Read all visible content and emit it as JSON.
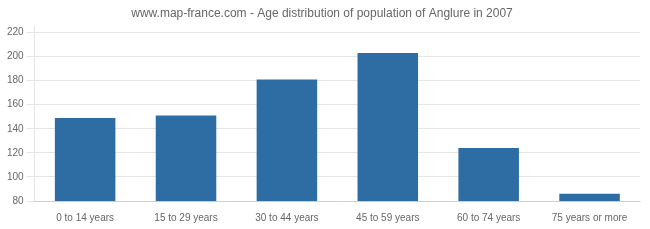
{
  "chart_data": {
    "type": "bar",
    "title": "www.map-france.com - Age distribution of population of Anglure in 2007",
    "categories": [
      "0 to 14 years",
      "15 to 29 years",
      "30 to 44 years",
      "45 to 59 years",
      "60 to 74 years",
      "75 years or more"
    ],
    "values": [
      149,
      151,
      181,
      203,
      124,
      86
    ],
    "color": "#2e6da4",
    "ylim": [
      80,
      225
    ],
    "yticks": [
      80,
      100,
      120,
      140,
      160,
      180,
      200,
      220
    ],
    "grid": true
  }
}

_ _ _ _ _

**OBJECTIVE**
All entries must be written out again exactly as given, with no pictures in the copy.

**SOLUTION BELOW**
Read all visible content and emit it as JSON.
{
  "chart_data": {
    "type": "bar",
    "title": "www.map-france.com - Age distribution of population of Anglure in 2007",
    "categories": [
      "0 to 14 years",
      "15 to 29 years",
      "30 to 44 years",
      "45 to 59 years",
      "60 to 74 years",
      "75 years or more"
    ],
    "values": [
      149,
      151,
      181,
      203,
      124,
      86
    ],
    "color": "#2e6da4",
    "ylim": [
      80,
      225
    ],
    "yticks": [
      80,
      100,
      120,
      140,
      160,
      180,
      200,
      220
    ],
    "grid": true
  }
}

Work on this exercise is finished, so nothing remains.